Job
Read the records and gather each line that includes "this".

-- start --

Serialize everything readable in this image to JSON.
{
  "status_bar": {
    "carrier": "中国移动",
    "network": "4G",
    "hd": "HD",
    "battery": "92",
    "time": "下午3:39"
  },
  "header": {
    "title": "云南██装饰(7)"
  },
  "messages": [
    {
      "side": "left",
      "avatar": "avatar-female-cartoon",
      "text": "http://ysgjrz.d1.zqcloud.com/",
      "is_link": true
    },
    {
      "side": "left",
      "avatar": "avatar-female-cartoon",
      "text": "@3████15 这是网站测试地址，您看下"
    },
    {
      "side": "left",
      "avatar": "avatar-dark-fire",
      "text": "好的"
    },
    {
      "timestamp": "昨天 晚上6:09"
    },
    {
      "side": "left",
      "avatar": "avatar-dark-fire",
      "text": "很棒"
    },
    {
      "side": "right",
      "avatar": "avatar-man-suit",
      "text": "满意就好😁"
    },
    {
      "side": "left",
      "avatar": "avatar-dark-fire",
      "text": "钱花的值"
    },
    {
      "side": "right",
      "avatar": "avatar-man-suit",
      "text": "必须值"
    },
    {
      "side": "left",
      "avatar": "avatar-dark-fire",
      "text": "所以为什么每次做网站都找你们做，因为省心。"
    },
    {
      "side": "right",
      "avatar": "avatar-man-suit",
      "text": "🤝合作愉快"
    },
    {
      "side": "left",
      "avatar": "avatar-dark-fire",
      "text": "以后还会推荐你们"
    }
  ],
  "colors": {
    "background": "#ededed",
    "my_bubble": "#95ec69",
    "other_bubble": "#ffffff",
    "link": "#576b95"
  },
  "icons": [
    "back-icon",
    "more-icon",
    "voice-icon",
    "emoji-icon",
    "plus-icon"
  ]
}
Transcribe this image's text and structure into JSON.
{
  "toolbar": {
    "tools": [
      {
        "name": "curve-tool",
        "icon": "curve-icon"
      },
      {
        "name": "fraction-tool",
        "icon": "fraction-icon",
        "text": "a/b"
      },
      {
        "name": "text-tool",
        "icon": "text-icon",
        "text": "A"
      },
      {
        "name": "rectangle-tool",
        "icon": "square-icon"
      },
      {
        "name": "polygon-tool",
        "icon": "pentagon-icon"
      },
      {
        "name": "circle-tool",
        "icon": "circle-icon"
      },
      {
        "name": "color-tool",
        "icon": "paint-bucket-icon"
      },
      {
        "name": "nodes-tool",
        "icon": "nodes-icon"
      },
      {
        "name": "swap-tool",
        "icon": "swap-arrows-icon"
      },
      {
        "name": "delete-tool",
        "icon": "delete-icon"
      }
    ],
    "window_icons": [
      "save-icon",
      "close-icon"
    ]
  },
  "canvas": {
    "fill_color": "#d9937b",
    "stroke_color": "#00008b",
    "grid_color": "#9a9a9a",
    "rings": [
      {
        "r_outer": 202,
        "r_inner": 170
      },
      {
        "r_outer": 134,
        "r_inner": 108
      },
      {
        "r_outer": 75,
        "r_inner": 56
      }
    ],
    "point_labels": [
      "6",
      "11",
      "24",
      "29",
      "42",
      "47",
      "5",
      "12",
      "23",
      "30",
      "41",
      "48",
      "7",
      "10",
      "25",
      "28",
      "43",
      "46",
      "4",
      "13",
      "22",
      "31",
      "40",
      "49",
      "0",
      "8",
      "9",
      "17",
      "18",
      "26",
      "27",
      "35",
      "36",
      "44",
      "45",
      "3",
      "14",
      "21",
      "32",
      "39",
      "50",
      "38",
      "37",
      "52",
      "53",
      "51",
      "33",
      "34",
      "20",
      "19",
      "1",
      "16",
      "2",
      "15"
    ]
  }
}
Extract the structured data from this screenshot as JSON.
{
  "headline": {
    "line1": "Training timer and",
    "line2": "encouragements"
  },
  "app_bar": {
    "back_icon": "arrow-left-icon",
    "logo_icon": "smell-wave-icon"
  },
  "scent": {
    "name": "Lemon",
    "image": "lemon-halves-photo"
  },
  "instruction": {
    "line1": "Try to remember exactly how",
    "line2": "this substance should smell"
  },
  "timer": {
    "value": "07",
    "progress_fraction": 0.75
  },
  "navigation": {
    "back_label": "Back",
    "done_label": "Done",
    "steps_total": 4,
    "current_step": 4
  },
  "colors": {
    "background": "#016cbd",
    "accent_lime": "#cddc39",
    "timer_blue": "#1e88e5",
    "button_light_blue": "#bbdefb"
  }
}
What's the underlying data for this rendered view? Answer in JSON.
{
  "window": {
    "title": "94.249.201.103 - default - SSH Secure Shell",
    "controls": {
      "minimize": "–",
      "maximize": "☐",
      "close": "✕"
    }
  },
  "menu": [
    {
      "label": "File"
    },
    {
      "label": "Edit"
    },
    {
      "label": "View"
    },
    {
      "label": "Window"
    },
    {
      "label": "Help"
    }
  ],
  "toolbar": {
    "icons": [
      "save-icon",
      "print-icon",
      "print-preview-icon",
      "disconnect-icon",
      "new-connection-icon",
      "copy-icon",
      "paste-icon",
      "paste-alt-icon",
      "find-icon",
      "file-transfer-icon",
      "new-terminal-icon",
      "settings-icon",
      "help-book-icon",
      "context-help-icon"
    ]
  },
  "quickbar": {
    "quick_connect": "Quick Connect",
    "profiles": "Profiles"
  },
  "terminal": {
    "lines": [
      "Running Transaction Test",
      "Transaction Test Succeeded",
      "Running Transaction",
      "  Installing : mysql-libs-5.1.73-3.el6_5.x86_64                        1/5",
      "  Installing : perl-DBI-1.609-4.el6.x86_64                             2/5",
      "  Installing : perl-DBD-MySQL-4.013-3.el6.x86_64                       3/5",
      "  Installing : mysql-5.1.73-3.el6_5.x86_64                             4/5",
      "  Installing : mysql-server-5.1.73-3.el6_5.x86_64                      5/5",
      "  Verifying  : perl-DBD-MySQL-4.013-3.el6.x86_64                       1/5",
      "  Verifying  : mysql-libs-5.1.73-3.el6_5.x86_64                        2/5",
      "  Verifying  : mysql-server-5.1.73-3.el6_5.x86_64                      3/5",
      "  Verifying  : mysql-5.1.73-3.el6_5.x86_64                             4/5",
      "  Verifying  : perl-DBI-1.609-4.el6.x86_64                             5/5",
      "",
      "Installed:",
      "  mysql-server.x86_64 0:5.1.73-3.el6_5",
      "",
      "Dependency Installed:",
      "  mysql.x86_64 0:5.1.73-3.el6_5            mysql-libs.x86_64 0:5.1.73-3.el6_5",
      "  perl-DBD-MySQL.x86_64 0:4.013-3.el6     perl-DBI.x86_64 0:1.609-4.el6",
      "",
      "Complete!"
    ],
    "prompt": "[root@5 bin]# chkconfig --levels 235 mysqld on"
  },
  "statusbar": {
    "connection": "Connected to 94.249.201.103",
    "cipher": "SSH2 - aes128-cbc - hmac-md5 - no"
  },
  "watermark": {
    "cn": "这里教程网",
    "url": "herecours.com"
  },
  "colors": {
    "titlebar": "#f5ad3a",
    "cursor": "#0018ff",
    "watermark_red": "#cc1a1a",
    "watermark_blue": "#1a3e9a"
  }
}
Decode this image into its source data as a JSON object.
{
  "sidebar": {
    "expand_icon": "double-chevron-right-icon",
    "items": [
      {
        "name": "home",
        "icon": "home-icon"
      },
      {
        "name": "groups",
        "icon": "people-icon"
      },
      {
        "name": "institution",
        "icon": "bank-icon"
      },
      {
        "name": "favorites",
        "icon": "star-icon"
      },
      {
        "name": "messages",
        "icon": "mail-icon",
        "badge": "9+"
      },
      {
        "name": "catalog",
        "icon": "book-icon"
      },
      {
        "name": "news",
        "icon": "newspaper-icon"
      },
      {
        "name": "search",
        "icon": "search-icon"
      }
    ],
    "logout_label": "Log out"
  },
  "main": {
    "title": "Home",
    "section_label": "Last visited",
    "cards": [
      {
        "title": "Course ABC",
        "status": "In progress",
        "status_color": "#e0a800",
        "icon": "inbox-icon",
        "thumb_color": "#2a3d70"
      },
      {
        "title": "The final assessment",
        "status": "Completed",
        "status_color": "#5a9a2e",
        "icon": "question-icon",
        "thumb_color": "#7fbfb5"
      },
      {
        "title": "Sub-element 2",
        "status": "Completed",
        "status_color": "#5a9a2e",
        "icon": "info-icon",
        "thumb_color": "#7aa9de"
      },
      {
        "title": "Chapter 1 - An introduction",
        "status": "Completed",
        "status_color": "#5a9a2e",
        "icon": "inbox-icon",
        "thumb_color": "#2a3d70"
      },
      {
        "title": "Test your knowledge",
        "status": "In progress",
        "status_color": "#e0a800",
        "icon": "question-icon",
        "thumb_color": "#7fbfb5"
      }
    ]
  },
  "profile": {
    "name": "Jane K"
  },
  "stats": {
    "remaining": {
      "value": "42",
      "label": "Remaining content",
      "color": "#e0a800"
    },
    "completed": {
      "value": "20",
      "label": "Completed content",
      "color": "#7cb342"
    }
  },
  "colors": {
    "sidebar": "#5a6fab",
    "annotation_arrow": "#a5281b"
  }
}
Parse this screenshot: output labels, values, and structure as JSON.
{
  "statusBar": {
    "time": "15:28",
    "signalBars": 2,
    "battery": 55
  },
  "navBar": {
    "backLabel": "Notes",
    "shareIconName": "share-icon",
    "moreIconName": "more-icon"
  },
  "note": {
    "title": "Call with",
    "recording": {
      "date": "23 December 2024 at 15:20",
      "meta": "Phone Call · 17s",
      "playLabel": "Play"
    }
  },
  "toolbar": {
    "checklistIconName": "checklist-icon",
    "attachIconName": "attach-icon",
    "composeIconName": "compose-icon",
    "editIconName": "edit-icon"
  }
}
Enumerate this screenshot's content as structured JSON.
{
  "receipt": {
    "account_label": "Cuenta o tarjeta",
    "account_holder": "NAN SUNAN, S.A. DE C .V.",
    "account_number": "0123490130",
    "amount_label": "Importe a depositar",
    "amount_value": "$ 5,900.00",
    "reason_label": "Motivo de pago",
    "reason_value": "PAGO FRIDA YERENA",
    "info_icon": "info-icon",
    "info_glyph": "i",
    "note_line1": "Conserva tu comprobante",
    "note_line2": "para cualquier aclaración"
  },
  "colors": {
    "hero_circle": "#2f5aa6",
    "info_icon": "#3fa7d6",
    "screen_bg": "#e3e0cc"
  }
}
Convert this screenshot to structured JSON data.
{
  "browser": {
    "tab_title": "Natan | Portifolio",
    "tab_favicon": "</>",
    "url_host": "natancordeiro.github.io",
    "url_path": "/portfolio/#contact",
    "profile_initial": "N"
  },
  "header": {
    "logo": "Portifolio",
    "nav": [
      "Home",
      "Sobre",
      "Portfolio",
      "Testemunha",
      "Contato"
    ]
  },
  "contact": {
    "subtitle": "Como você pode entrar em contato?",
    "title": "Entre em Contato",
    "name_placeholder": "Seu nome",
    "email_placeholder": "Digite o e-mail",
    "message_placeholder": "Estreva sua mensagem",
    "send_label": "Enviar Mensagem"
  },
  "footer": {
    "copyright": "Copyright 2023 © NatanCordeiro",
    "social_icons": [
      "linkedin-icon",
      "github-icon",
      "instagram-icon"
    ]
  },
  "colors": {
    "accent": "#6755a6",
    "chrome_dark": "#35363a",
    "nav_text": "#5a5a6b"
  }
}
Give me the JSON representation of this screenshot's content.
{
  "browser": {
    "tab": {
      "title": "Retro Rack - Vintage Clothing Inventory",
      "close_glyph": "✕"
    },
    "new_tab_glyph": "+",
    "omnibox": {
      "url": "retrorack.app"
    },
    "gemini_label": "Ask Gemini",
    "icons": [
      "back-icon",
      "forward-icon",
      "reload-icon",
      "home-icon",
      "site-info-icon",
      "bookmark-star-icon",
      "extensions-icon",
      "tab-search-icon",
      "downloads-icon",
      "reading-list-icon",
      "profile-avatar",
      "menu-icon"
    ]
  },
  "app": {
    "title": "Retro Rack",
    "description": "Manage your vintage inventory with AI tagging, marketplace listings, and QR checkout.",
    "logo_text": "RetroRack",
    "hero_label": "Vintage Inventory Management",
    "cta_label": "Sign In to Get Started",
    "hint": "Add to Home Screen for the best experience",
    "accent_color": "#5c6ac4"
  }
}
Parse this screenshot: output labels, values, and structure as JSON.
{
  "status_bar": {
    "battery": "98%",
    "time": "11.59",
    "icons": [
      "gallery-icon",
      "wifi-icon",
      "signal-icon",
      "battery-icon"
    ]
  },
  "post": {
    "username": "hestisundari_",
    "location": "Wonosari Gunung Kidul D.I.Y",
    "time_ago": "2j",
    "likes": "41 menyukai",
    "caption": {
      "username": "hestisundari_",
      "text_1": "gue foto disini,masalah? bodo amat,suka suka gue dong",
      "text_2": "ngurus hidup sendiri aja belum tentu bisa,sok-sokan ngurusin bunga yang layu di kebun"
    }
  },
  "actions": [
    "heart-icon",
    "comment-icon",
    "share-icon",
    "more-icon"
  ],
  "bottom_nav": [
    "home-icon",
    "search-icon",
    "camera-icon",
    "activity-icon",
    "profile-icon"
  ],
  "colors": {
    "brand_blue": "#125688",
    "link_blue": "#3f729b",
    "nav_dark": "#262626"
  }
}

-- end --

Output of the exercise
Serialize everything readable in this image to JSON.
Transcribe this image's text and structure into JSON.
Extract the structured data from this screenshot as JSON.
    "line2": "this substance should smell"
What's the underlying data for this rendered view? Answer in JSON.
Decode this image into its source data as a JSON object.
Parse this screenshot: output labels, values, and structure as JSON.
Enumerate this screenshot's content as structured JSON.
Convert this screenshot to structured JSON data.
Give me the JSON representation of this screenshot's content.
Parse this screenshot: output labels, values, and structure as JSON.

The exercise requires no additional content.